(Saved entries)
┄┄┄┄┄┄

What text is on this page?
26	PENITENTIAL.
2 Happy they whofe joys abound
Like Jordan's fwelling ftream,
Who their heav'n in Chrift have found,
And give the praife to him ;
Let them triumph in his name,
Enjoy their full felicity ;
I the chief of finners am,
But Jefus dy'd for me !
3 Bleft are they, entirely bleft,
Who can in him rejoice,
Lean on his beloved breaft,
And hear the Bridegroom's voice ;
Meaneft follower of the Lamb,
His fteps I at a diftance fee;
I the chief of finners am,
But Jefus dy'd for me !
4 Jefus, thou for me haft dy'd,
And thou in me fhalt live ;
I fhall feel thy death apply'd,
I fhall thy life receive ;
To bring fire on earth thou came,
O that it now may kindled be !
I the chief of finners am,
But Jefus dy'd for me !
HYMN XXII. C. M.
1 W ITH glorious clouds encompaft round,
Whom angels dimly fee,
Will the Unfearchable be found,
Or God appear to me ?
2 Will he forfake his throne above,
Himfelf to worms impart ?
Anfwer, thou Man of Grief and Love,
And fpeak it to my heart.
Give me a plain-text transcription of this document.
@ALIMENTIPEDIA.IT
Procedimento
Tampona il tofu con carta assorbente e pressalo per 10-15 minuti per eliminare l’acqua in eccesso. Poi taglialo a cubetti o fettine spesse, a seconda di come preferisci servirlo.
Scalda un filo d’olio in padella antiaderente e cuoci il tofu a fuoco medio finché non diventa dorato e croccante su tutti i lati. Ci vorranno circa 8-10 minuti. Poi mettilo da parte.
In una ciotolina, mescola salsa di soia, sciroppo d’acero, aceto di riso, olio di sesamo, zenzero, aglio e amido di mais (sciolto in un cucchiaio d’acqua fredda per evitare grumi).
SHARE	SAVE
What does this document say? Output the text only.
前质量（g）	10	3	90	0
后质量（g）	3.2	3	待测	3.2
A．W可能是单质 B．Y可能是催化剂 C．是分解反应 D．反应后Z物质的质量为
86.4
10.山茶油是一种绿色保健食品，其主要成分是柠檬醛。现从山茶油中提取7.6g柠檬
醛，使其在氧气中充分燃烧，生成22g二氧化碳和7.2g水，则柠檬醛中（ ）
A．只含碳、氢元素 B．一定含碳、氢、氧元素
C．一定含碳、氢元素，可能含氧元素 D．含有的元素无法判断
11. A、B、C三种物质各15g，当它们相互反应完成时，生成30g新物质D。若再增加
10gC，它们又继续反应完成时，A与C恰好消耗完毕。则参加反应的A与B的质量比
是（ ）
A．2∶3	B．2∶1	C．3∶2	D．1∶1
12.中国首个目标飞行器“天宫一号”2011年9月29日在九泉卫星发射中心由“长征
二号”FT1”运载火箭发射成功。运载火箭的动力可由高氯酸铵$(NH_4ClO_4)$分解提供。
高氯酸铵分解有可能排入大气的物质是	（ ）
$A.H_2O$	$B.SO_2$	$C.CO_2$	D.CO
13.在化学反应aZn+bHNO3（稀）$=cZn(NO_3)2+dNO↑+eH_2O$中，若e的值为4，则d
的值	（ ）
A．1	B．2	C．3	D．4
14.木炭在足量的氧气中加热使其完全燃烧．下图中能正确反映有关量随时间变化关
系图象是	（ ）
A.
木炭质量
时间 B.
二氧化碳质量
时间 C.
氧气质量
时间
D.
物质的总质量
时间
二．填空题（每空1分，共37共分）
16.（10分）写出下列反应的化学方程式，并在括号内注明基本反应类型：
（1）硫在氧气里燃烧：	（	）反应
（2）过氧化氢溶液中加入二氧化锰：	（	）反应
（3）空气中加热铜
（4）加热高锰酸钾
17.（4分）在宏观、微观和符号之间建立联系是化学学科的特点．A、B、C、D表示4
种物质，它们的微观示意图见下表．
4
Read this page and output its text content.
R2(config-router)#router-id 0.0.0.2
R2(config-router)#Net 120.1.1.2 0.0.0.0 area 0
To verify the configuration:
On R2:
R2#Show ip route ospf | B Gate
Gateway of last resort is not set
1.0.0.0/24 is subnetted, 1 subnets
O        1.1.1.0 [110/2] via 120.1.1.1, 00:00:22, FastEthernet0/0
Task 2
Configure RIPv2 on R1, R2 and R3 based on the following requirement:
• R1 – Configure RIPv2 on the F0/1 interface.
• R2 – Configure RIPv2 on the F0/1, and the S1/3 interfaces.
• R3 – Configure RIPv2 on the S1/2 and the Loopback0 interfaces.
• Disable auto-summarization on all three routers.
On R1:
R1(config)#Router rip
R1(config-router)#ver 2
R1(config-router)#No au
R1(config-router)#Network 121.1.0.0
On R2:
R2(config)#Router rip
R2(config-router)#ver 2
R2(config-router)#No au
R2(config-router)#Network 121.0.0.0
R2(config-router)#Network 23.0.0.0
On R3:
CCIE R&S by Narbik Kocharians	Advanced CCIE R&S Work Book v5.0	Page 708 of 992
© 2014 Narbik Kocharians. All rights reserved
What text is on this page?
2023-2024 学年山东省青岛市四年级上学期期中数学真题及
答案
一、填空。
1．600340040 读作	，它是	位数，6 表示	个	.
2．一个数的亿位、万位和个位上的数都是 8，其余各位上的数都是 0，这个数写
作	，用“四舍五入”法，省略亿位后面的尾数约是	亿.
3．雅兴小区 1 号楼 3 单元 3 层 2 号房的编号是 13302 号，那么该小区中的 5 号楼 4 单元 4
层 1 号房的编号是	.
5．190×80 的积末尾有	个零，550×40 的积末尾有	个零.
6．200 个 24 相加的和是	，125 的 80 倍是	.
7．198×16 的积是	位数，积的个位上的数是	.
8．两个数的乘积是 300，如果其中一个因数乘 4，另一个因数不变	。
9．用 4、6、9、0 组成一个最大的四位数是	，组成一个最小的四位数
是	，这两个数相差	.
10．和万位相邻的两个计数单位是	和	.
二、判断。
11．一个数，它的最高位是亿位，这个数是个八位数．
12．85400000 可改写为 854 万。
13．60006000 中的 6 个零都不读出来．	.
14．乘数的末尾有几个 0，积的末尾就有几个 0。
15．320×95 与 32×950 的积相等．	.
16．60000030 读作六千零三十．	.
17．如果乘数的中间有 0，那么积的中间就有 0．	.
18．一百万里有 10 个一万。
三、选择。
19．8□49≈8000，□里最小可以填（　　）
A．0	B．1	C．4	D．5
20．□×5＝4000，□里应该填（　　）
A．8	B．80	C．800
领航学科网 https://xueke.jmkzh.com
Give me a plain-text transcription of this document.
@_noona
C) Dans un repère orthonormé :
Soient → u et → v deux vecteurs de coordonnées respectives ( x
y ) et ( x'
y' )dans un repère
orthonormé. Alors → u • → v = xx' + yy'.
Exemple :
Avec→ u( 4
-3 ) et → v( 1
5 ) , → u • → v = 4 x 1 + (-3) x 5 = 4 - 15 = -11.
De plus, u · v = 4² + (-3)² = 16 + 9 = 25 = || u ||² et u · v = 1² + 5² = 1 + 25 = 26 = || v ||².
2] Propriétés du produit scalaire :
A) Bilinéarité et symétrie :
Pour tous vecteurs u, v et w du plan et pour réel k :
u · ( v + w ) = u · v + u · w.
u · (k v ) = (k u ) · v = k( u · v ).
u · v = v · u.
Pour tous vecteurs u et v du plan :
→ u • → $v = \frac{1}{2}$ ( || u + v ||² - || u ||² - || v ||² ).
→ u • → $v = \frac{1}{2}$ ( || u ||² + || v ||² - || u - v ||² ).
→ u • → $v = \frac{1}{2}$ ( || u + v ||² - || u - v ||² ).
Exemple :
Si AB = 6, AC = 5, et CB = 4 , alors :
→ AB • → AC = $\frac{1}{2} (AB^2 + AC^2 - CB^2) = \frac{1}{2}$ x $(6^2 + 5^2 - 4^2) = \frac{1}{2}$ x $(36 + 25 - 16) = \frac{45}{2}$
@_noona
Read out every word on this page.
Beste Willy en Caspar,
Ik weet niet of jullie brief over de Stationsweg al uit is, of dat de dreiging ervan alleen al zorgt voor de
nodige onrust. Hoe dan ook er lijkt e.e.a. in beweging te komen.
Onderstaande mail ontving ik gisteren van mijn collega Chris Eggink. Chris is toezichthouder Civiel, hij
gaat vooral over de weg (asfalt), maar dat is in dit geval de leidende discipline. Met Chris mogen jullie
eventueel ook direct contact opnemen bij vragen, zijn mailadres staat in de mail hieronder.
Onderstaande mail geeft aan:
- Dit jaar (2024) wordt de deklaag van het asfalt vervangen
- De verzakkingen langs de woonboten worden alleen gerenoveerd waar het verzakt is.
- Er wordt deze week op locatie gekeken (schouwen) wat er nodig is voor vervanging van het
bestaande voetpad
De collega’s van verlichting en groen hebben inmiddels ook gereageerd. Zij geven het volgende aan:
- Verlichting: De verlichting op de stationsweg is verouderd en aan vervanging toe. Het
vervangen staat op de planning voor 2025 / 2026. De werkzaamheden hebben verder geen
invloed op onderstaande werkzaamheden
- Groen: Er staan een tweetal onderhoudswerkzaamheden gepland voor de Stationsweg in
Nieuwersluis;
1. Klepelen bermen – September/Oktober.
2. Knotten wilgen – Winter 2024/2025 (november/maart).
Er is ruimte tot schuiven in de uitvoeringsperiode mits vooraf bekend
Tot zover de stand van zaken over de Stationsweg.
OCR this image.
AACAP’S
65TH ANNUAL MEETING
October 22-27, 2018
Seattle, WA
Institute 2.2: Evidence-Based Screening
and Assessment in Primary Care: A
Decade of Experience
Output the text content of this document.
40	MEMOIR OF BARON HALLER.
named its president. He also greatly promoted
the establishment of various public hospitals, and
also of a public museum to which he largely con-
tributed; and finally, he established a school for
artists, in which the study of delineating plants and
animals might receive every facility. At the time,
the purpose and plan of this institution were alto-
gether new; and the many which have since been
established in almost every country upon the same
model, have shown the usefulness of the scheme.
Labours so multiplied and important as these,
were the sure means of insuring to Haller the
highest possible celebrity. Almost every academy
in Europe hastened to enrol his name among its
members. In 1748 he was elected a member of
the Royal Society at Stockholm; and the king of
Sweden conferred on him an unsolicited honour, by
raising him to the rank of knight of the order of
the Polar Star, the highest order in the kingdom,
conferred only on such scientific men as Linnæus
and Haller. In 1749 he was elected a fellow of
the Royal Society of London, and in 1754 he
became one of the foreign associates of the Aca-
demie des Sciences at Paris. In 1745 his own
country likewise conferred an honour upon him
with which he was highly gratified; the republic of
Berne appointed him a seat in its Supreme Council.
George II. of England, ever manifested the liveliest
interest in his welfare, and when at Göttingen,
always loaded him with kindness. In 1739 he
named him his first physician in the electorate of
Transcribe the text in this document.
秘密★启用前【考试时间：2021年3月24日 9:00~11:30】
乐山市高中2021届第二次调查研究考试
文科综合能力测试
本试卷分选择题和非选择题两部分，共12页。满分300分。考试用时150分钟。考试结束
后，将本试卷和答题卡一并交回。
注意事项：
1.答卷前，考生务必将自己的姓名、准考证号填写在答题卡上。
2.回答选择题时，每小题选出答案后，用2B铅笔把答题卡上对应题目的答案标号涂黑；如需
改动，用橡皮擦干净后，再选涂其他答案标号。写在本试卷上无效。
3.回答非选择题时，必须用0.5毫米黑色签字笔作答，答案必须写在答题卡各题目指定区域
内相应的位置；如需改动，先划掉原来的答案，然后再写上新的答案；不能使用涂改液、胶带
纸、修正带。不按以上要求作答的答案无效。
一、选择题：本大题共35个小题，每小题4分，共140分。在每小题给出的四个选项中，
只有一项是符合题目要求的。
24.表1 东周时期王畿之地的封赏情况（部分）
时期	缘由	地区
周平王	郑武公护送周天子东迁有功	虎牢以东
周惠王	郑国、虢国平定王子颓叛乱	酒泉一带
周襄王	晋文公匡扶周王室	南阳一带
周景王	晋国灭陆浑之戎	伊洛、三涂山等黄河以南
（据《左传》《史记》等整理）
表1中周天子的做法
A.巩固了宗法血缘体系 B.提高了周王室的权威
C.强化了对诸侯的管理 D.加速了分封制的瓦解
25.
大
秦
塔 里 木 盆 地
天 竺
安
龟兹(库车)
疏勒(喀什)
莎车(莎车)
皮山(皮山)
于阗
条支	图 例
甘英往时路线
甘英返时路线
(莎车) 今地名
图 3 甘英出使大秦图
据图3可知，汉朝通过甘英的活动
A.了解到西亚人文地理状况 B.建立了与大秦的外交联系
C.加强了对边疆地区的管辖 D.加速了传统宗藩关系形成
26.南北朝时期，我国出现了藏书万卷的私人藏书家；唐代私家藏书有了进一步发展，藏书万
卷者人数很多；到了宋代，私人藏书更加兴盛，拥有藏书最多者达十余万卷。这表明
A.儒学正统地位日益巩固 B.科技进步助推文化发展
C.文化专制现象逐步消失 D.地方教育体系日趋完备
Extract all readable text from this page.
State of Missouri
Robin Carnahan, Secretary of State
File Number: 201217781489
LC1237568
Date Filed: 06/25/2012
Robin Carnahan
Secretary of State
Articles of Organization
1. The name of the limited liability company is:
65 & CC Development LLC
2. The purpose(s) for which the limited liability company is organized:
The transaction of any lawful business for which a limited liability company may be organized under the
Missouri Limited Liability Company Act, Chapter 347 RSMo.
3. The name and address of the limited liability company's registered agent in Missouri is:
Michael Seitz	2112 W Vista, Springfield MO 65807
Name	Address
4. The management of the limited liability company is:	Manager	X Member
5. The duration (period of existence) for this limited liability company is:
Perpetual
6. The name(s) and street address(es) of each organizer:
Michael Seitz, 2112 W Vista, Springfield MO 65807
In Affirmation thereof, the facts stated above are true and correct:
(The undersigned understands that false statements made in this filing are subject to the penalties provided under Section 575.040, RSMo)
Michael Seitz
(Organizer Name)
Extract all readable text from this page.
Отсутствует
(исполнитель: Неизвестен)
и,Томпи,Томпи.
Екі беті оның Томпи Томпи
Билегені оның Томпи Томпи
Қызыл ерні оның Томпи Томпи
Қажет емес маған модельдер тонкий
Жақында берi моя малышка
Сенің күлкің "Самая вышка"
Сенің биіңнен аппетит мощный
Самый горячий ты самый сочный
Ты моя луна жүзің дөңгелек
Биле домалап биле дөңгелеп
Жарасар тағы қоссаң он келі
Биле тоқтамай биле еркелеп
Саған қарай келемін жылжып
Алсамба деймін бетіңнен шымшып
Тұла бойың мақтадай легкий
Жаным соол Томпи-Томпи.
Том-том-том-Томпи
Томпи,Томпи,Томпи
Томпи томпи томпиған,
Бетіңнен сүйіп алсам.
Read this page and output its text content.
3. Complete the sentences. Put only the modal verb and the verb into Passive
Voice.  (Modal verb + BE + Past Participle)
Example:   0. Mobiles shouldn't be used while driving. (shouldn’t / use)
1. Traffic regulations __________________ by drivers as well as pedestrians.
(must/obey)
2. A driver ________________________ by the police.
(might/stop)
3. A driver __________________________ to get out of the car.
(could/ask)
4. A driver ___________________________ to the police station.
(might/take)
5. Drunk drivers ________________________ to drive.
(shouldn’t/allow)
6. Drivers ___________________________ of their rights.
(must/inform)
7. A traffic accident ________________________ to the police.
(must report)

┄┄┄┄┄┄

(Short task)
Which lines in the data above contain "Royal"? Show each one.

(Result below)
the Royal Society at Stockholm; and the king of
the Royal Society of London, and in 1754 he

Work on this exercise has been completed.